- Data in this exercise:
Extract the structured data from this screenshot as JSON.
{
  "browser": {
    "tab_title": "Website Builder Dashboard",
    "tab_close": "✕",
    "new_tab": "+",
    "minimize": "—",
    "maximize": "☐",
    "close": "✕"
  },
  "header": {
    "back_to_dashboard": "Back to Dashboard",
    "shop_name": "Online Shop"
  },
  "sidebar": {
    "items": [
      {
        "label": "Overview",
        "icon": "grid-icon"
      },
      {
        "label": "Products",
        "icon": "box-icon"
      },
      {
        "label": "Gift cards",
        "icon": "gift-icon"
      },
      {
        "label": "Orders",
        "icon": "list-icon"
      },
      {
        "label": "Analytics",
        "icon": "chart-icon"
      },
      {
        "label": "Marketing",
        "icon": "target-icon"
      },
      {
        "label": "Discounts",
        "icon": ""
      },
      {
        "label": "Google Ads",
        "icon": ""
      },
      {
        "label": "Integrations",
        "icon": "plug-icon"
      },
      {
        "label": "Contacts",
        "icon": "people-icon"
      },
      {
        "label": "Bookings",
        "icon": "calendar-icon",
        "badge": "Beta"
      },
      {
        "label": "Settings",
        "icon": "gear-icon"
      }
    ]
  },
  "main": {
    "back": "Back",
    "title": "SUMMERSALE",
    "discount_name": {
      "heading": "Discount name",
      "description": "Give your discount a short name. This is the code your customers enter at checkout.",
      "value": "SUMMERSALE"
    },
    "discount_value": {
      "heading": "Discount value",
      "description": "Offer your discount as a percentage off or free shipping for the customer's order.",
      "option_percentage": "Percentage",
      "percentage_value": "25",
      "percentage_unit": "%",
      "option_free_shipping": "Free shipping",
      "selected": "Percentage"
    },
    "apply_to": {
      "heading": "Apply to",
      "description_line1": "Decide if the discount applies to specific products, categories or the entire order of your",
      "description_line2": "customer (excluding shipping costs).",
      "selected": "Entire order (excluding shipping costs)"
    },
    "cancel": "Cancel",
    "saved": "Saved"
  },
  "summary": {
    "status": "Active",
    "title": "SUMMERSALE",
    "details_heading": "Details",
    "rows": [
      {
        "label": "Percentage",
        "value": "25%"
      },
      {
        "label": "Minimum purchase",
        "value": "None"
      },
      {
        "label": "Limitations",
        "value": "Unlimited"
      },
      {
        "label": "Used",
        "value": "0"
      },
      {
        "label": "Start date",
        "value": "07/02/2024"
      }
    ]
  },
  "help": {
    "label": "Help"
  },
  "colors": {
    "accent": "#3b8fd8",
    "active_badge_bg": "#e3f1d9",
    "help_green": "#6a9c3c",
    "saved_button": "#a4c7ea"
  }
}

- What is needed:
From the material above, count the lines that include "selected" and give only the total.

- Complete answer:
2